## Collected data entries
————

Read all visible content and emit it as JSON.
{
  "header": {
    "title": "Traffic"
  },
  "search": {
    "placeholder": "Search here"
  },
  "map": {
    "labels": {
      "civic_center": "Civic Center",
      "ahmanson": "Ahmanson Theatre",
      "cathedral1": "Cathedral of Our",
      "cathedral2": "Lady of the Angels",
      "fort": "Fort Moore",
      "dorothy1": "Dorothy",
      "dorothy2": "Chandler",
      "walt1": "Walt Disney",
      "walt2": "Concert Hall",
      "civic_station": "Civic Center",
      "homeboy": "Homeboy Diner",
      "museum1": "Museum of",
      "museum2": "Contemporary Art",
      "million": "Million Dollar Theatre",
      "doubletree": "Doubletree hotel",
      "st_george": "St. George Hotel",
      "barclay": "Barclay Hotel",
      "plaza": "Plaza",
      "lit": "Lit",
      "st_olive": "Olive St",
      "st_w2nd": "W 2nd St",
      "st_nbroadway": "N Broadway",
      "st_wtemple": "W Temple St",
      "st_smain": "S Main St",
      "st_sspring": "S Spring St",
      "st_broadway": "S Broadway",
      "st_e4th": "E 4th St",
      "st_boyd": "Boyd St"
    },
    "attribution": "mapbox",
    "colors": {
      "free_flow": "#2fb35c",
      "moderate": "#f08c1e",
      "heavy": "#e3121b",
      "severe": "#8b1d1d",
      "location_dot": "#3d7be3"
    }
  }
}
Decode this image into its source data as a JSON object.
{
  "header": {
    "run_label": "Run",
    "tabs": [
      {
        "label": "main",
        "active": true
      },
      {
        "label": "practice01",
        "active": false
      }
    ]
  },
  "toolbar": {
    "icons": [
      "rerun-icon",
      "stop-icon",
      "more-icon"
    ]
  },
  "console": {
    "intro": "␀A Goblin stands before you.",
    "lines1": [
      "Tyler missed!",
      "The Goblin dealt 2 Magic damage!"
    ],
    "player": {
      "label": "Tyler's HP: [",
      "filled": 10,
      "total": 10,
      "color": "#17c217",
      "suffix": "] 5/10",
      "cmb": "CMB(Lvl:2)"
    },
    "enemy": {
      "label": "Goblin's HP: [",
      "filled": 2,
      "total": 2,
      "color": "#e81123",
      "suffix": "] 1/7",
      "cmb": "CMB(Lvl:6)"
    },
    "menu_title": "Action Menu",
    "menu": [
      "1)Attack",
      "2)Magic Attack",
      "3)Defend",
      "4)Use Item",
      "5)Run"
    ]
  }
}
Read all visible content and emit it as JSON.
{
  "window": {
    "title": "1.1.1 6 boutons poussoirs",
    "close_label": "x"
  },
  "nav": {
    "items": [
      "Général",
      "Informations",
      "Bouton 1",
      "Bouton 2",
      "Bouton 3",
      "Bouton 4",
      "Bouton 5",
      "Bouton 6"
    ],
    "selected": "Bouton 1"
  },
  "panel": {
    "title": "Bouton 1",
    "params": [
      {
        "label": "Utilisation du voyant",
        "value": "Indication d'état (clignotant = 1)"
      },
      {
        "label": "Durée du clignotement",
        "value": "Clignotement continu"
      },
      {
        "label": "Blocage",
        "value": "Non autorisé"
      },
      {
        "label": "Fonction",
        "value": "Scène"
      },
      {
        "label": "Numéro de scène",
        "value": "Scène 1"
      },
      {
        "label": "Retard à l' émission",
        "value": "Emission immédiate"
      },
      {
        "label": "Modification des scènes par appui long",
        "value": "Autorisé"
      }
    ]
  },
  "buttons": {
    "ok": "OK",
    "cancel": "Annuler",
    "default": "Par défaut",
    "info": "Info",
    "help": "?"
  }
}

————

Every entry needs to be retyped exactly.

## WRITTEN RESPONSE
Read all visible content and emit it as JSON.
{
  "header": {
    "title": "Traffic"
  },
  "search": {
    "placeholder": "Search here"
  },
  "map": {
    "labels": {
      "civic_center": "Civic Center",
      "ahmanson": "Ahmanson Theatre",
      "cathedral1": "Cathedral of Our",
      "cathedral2": "Lady of the Angels",
      "fort": "Fort Moore",
      "dorothy1": "Dorothy",
      "dorothy2": "Chandler",
      "walt1": "Walt Disney",
      "walt2": "Concert Hall",
      "civic_station": "Civic Center",
      "homeboy": "Homeboy Diner",
      "museum1": "Museum of",
      "museum2": "Contemporary Art",
      "million": "Million Dollar Theatre",
      "doubletree": "Doubletree hotel",
      "st_george": "St. George Hotel",
      "barclay": "Barclay Hotel",
      "plaza": "Plaza",
      "lit": "Lit",
      "st_olive": "Olive St",
      "st_w2nd": "W 2nd St",
      "st_nbroadway": "N Broadway",
      "st_wtemple": "W Temple St",
      "st_smain": "S Main St",
      "st_sspring": "S Spring St",
      "st_broadway": "S Broadway",
      "st_e4th": "E 4th St",
      "st_boyd": "Boyd St"
    },
    "attribution": "mapbox",
    "colors": {
      "free_flow": "#2fb35c",
      "moderate": "#f08c1e",
      "heavy": "#e3121b",
      "severe": "#8b1d1d",
      "location_dot": "#3d7be3"
    }
  }
}
Decode this image into its source data as a JSON object.
{
  "header": {
    "run_label": "Run",
    "tabs": [
      {
        "label": "main",
        "active": true
      },
      {
        "label": "practice01",
        "active": false
      }
    ]
  },
  "toolbar": {
    "icons": [
      "rerun-icon",
      "stop-icon",
      "more-icon"
    ]
  },
  "console": {
    "intro": "␀A Goblin stands before you.",
    "lines1": [
      "Tyler missed!",
      "The Goblin dealt 2 Magic damage!"
    ],
    "player": {
      "label": "Tyler's HP: [",
      "filled": 10,
      "total": 10,
      "color": "#17c217",
      "suffix": "] 5/10",
      "cmb": "CMB(Lvl:2)"
    },
    "enemy": {
      "label": "Goblin's HP: [",
      "filled": 2,
      "total": 2,
      "color": "#e81123",
      "suffix": "] 1/7",
      "cmb": "CMB(Lvl:6)"
    },
    "menu_title": "Action Menu",
    "menu": [
      "1)Attack",
      "2)Magic Attack",
      "3)Defend",
      "4)Use Item",
      "5)Run"
    ]
  }
}
Read all visible content and emit it as JSON.
{
  "window": {
    "title": "1.1.1 6 boutons poussoirs",
    "close_label": "x"
  },
  "nav": {
    "items": [
      "Général",
      "Informations",
      "Bouton 1",
      "Bouton 2",
      "Bouton 3",
      "Bouton 4",
      "Bouton 5",
      "Bouton 6"
    ],
    "selected": "Bouton 1"
  },
  "panel": {
    "title": "Bouton 1",
    "params": [
      {
        "label": "Utilisation du voyant",
        "value": "Indication d'état (clignotant = 1)"
      },
      {
        "label": "Durée du clignotement",
        "value": "Clignotement continu"
      },
      {
        "label": "Blocage",
        "value": "Non autorisé"
      },
      {
        "label": "Fonction",
        "value": "Scène"
      },
      {
        "label": "Numéro de scène",
        "value": "Scène 1"
      },
      {
        "label": "Retard à l' émission",
        "value": "Emission immédiate"
      },
      {
        "label": "Modification des scènes par appui long",
        "value": "Autorisé"
      }
    ]
  },
  "buttons": {
    "ok": "OK",
    "cancel": "Annuler",
    "default": "Par défaut",
    "info": "Info",
    "help": "?"
  }
}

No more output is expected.